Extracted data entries

-*-

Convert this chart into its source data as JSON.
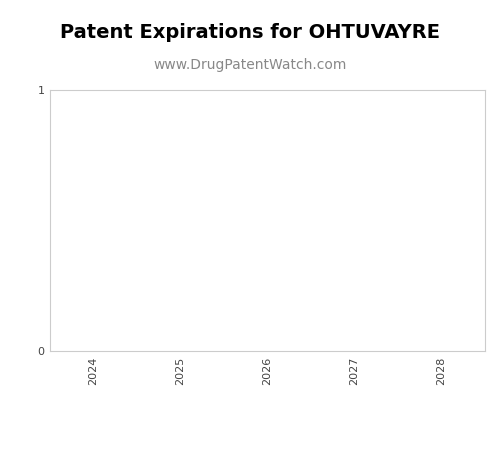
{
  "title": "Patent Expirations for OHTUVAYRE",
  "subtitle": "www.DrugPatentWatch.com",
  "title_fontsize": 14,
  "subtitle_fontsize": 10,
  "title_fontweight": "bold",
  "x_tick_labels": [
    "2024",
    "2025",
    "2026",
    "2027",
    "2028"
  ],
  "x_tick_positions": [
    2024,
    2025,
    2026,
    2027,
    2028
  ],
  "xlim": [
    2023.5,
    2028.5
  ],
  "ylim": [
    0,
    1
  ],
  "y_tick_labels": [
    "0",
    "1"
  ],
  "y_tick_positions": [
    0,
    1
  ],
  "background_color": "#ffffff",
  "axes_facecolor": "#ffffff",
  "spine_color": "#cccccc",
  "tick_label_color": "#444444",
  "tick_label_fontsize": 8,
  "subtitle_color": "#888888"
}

-*-

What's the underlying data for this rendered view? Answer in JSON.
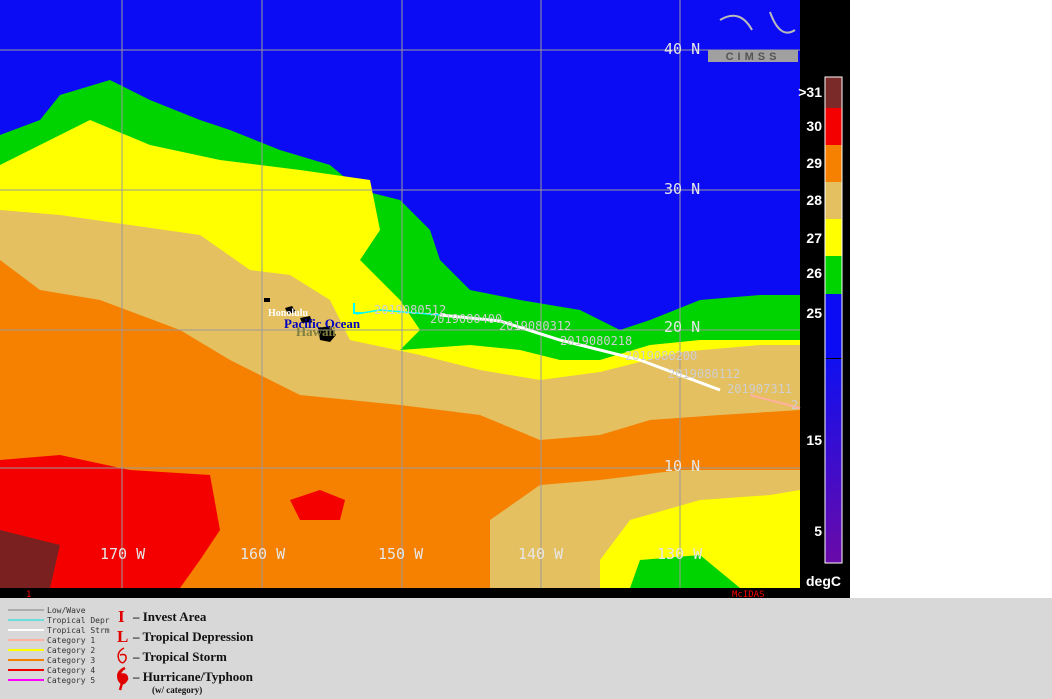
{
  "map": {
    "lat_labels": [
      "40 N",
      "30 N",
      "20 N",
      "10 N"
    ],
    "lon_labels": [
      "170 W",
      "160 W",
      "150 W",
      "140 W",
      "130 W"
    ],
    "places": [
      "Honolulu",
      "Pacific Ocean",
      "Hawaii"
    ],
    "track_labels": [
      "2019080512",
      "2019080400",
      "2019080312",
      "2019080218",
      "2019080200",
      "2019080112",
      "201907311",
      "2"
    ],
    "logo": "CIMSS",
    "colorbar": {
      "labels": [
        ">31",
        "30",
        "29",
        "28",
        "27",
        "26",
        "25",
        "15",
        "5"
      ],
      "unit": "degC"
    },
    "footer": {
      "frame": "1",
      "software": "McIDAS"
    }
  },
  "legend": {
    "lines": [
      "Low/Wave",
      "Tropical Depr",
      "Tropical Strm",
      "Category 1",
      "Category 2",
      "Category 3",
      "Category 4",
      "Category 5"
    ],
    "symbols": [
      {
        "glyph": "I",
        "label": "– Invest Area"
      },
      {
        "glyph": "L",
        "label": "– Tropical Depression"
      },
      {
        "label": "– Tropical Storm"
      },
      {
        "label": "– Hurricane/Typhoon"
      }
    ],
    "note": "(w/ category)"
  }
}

-*-

Find the lines that include the string "ffffff", then copy each of them.

CORRECT RESPONSE:
  "background_color": "#ffffff",
  "axes_facecolor": "#ffffff",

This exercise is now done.